━━━ Information shown ━━━

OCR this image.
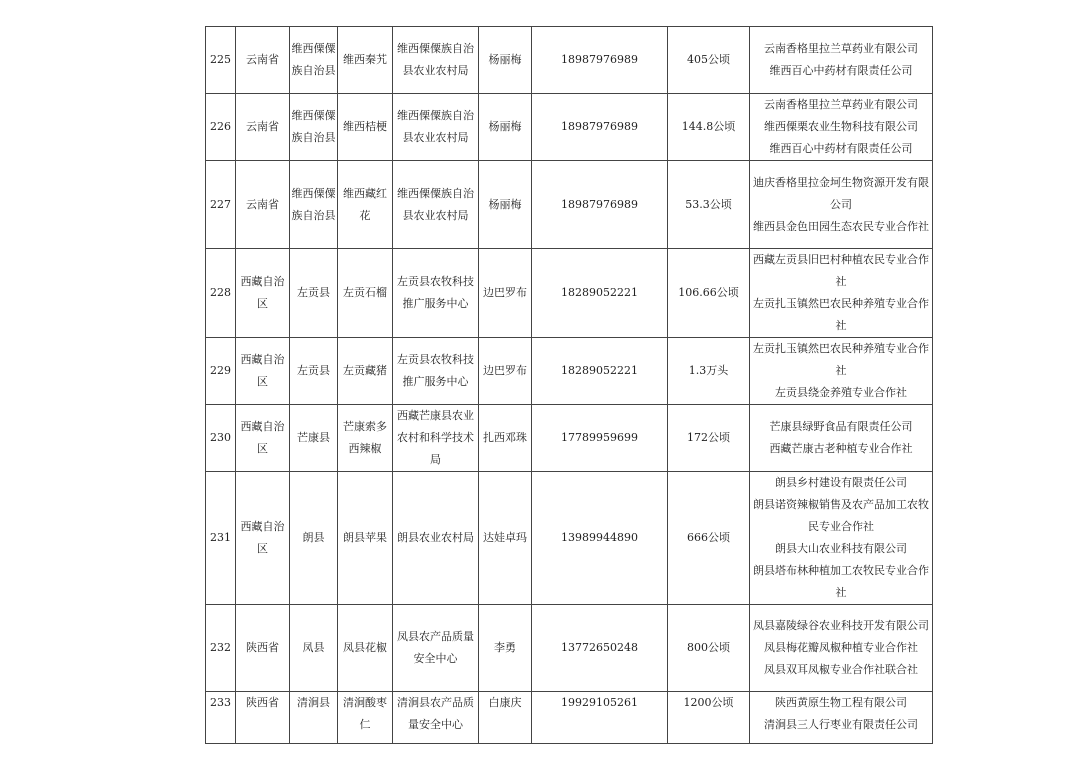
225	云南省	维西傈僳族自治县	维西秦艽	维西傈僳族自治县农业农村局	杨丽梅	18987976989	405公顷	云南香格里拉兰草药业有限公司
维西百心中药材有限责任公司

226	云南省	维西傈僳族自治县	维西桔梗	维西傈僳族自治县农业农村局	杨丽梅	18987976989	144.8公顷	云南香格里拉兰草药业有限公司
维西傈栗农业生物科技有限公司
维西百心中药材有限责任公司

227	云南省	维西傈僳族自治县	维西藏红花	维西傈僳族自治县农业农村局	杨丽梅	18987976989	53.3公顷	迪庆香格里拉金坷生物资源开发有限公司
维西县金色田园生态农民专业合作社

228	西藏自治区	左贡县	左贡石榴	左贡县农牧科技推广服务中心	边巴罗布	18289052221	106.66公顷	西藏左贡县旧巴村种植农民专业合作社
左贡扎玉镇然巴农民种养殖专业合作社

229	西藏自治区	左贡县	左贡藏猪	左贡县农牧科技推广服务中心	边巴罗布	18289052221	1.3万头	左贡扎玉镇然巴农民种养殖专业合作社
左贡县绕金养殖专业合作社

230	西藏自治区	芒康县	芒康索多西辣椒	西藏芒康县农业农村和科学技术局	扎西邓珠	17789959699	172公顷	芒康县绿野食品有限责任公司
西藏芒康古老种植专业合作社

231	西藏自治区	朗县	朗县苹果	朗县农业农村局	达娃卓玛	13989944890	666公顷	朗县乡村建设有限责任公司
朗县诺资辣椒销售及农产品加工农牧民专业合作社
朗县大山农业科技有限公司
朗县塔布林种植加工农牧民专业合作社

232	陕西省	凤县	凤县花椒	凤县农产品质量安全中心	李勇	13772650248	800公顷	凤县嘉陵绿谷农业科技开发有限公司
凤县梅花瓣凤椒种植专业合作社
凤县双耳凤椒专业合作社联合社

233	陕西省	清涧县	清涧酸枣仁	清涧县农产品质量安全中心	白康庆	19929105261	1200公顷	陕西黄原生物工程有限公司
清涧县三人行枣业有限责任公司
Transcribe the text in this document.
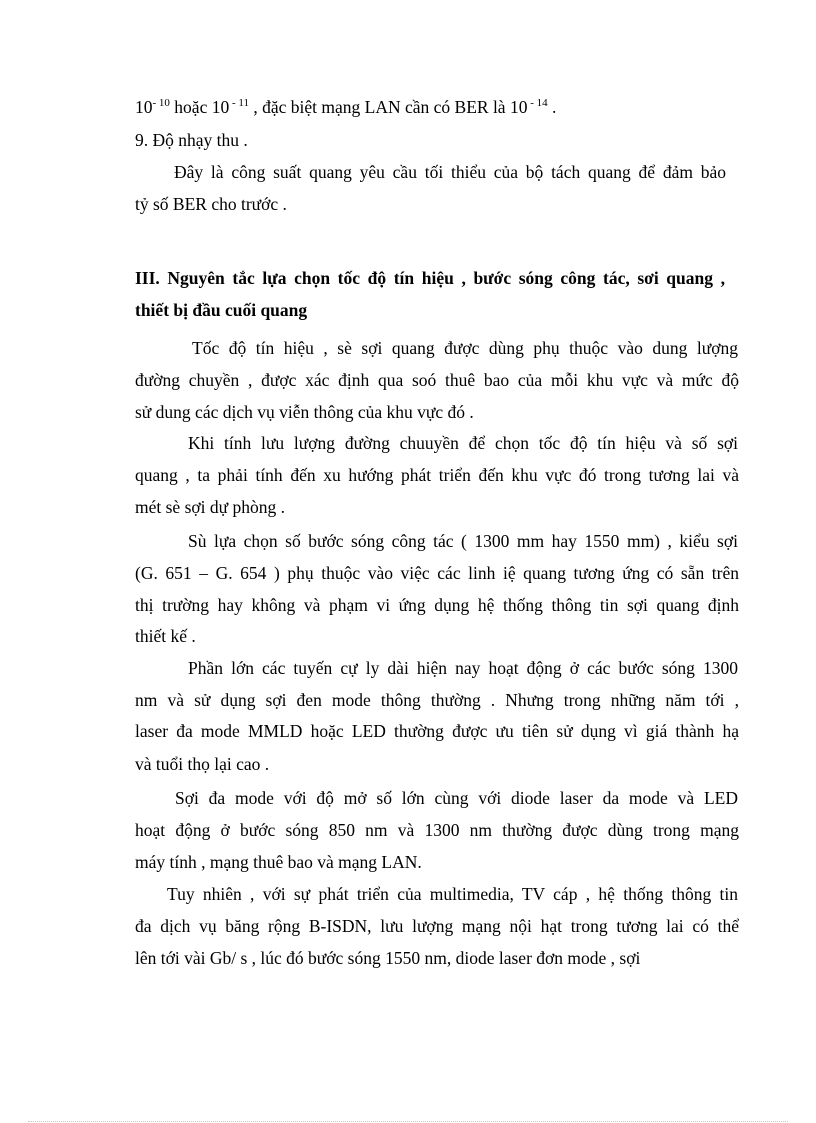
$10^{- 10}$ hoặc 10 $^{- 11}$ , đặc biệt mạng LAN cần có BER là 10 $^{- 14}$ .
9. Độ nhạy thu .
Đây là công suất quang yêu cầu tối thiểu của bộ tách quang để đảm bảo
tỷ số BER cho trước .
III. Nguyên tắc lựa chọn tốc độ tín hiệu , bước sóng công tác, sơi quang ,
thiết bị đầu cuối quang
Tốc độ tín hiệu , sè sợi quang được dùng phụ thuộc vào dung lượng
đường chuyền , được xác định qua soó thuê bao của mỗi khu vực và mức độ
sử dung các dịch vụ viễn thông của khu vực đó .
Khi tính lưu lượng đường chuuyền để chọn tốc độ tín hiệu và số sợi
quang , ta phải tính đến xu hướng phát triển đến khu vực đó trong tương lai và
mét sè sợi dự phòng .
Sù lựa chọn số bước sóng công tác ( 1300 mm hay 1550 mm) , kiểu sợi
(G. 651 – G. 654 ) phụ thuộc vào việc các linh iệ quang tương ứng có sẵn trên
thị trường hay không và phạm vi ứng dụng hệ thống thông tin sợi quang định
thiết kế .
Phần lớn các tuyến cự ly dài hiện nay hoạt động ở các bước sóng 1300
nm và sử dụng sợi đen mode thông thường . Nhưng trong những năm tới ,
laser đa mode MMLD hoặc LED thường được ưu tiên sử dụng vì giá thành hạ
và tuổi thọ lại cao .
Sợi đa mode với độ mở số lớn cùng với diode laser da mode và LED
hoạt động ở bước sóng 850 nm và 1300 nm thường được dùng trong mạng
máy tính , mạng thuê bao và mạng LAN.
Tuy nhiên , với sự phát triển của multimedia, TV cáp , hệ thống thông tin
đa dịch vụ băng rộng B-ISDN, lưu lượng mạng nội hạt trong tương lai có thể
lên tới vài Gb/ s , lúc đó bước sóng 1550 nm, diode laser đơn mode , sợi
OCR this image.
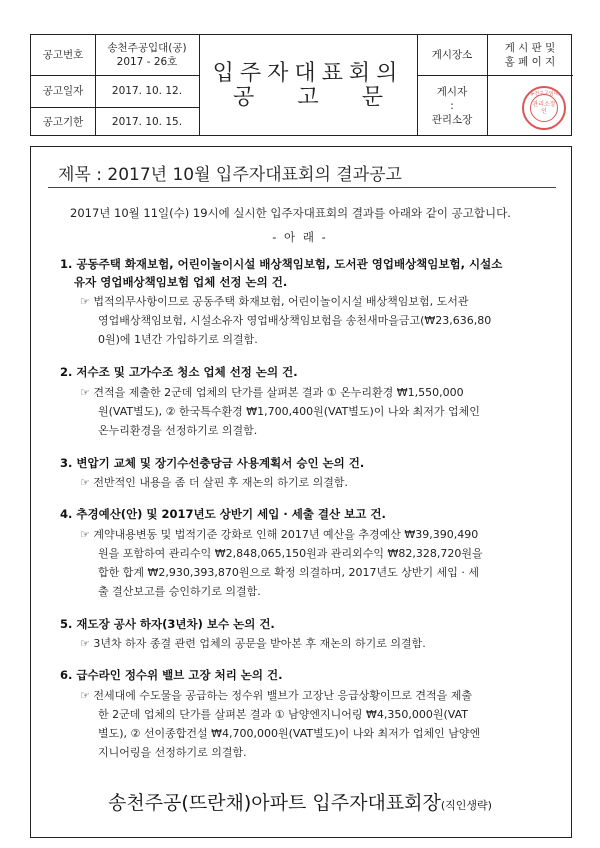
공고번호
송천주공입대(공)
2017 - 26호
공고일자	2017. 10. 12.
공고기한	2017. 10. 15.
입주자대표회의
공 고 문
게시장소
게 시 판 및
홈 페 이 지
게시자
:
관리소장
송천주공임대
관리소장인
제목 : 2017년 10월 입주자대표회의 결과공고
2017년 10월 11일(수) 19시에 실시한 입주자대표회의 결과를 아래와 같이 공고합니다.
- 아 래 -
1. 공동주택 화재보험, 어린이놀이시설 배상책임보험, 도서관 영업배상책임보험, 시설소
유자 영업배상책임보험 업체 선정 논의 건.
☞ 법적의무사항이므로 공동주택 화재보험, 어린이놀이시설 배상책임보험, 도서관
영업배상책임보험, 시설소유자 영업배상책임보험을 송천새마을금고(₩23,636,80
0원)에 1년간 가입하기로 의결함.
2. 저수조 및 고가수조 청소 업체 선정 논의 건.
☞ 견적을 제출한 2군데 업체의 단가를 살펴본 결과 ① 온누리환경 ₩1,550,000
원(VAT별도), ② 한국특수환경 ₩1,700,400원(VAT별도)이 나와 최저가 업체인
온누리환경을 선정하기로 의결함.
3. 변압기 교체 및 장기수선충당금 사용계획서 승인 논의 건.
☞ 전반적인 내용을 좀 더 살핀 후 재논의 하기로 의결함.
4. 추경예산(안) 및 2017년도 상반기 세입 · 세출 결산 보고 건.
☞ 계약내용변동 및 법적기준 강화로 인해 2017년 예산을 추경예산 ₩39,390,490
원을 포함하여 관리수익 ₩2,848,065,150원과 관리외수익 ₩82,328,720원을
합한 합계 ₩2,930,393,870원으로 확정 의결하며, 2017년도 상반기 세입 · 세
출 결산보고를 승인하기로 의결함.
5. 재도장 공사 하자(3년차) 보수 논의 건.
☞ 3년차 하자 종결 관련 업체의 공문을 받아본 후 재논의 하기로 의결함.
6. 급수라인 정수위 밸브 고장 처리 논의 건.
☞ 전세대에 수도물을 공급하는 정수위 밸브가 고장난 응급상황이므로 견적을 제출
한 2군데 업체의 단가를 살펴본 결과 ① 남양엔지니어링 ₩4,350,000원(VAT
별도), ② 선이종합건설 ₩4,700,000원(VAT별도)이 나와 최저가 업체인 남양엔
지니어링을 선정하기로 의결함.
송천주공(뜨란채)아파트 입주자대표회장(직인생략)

━━━

Copy out the records above in full, exactly as written, but not the pictures.

OCR this image.
225	云南省	维西傈僳族自治县	维西秦艽	维西傈僳族自治县农业农村局	杨丽梅	18987976989	405公顷	云南香格里拉兰草药业有限公司
维西百心中药材有限责任公司

226	云南省	维西傈僳族自治县	维西桔梗	维西傈僳族自治县农业农村局	杨丽梅	18987976989	144.8公顷	云南香格里拉兰草药业有限公司
维西傈栗农业生物科技有限公司
维西百心中药材有限责任公司

227	云南省	维西傈僳族自治县	维西藏红花	维西傈僳族自治县农业农村局	杨丽梅	18987976989	53.3公顷	迪庆香格里拉金坷生物资源开发有限公司
维西县金色田园生态农民专业合作社

228	西藏自治区	左贡县	左贡石榴	左贡县农牧科技推广服务中心	边巴罗布	18289052221	106.66公顷	西藏左贡县旧巴村种植农民专业合作社
左贡扎玉镇然巴农民种养殖专业合作社

229	西藏自治区	左贡县	左贡藏猪	左贡县农牧科技推广服务中心	边巴罗布	18289052221	1.3万头	左贡扎玉镇然巴农民种养殖专业合作社
左贡县绕金养殖专业合作社

230	西藏自治区	芒康县	芒康索多西辣椒	西藏芒康县农业农村和科学技术局	扎西邓珠	17789959699	172公顷	芒康县绿野食品有限责任公司
西藏芒康古老种植专业合作社

231	西藏自治区	朗县	朗县苹果	朗县农业农村局	达娃卓玛	13989944890	666公顷	朗县乡村建设有限责任公司
朗县诺资辣椒销售及农产品加工农牧民专业合作社
朗县大山农业科技有限公司
朗县塔布林种植加工农牧民专业合作社

232	陕西省	凤县	凤县花椒	凤县农产品质量安全中心	李勇	13772650248	800公顷	凤县嘉陵绿谷农业科技开发有限公司
凤县梅花瓣凤椒种植专业合作社
凤县双耳凤椒专业合作社联合社

233	陕西省	清涧县	清涧酸枣仁	清涧县农产品质量安全中心	白康庆	19929105261	1200公顷	陕西黄原生物工程有限公司
清涧县三人行枣业有限责任公司
Transcribe the text in this document.
$10^{- 10}$ hoặc 10 $^{- 11}$ , đặc biệt mạng LAN cần có BER là 10 $^{- 14}$ .
9. Độ nhạy thu .
Đây là công suất quang yêu cầu tối thiểu của bộ tách quang để đảm bảo
tỷ số BER cho trước .
III. Nguyên tắc lựa chọn tốc độ tín hiệu , bước sóng công tác, sơi quang ,
thiết bị đầu cuối quang
Tốc độ tín hiệu , sè sợi quang được dùng phụ thuộc vào dung lượng
đường chuyền , được xác định qua soó thuê bao của mỗi khu vực và mức độ
sử dung các dịch vụ viễn thông của khu vực đó .
Khi tính lưu lượng đường chuuyền để chọn tốc độ tín hiệu và số sợi
quang , ta phải tính đến xu hướng phát triển đến khu vực đó trong tương lai và
mét sè sợi dự phòng .
Sù lựa chọn số bước sóng công tác ( 1300 mm hay 1550 mm) , kiểu sợi
(G. 651 – G. 654 ) phụ thuộc vào việc các linh iệ quang tương ứng có sẵn trên
thị trường hay không và phạm vi ứng dụng hệ thống thông tin sợi quang định
thiết kế .
Phần lớn các tuyến cự ly dài hiện nay hoạt động ở các bước sóng 1300
nm và sử dụng sợi đen mode thông thường . Nhưng trong những năm tới ,
laser đa mode MMLD hoặc LED thường được ưu tiên sử dụng vì giá thành hạ
và tuổi thọ lại cao .
Sợi đa mode với độ mở số lớn cùng với diode laser da mode và LED
hoạt động ở bước sóng 850 nm và 1300 nm thường được dùng trong mạng
máy tính , mạng thuê bao và mạng LAN.
Tuy nhiên , với sự phát triển của multimedia, TV cáp , hệ thống thông tin
đa dịch vụ băng rộng B-ISDN, lưu lượng mạng nội hạt trong tương lai có thể
lên tới vài Gb/ s , lúc đó bước sóng 1550 nm, diode laser đơn mode , sợi
OCR this image.
공고번호
송천주공입대(공)
2017 - 26호
공고일자	2017. 10. 12.
공고기한	2017. 10. 15.
입주자대표회의
공 고 문
게시장소
게 시 판 및
홈 페 이 지
게시자
:
관리소장
송천주공임대
관리소장인
제목 : 2017년 10월 입주자대표회의 결과공고
2017년 10월 11일(수) 19시에 실시한 입주자대표회의 결과를 아래와 같이 공고합니다.
- 아 래 -
1. 공동주택 화재보험, 어린이놀이시설 배상책임보험, 도서관 영업배상책임보험, 시설소
유자 영업배상책임보험 업체 선정 논의 건.
☞ 법적의무사항이므로 공동주택 화재보험, 어린이놀이시설 배상책임보험, 도서관
영업배상책임보험, 시설소유자 영업배상책임보험을 송천새마을금고(₩23,636,80
0원)에 1년간 가입하기로 의결함.
2. 저수조 및 고가수조 청소 업체 선정 논의 건.
☞ 견적을 제출한 2군데 업체의 단가를 살펴본 결과 ① 온누리환경 ₩1,550,000
원(VAT별도), ② 한국특수환경 ₩1,700,400원(VAT별도)이 나와 최저가 업체인
온누리환경을 선정하기로 의결함.
3. 변압기 교체 및 장기수선충당금 사용계획서 승인 논의 건.
☞ 전반적인 내용을 좀 더 살핀 후 재논의 하기로 의결함.
4. 추경예산(안) 및 2017년도 상반기 세입 · 세출 결산 보고 건.
☞ 계약내용변동 및 법적기준 강화로 인해 2017년 예산을 추경예산 ₩39,390,490
원을 포함하여 관리수익 ₩2,848,065,150원과 관리외수익 ₩82,328,720원을
합한 합계 ₩2,930,393,870원으로 확정 의결하며, 2017년도 상반기 세입 · 세
출 결산보고를 승인하기로 의결함.
5. 재도장 공사 하자(3년차) 보수 논의 건.
☞ 3년차 하자 종결 관련 업체의 공문을 받아본 후 재논의 하기로 의결함.
6. 급수라인 정수위 밸브 고장 처리 논의 건.
☞ 전세대에 수도물을 공급하는 정수위 밸브가 고장난 응급상황이므로 견적을 제출
한 2군데 업체의 단가를 살펴본 결과 ① 남양엔지니어링 ₩4,350,000원(VAT
별도), ② 선이종합건설 ₩4,700,000원(VAT별도)이 나와 최저가 업체인 남양엔
지니어링을 선정하기로 의결함.
송천주공(뜨란채)아파트 입주자대표회장(직인생략)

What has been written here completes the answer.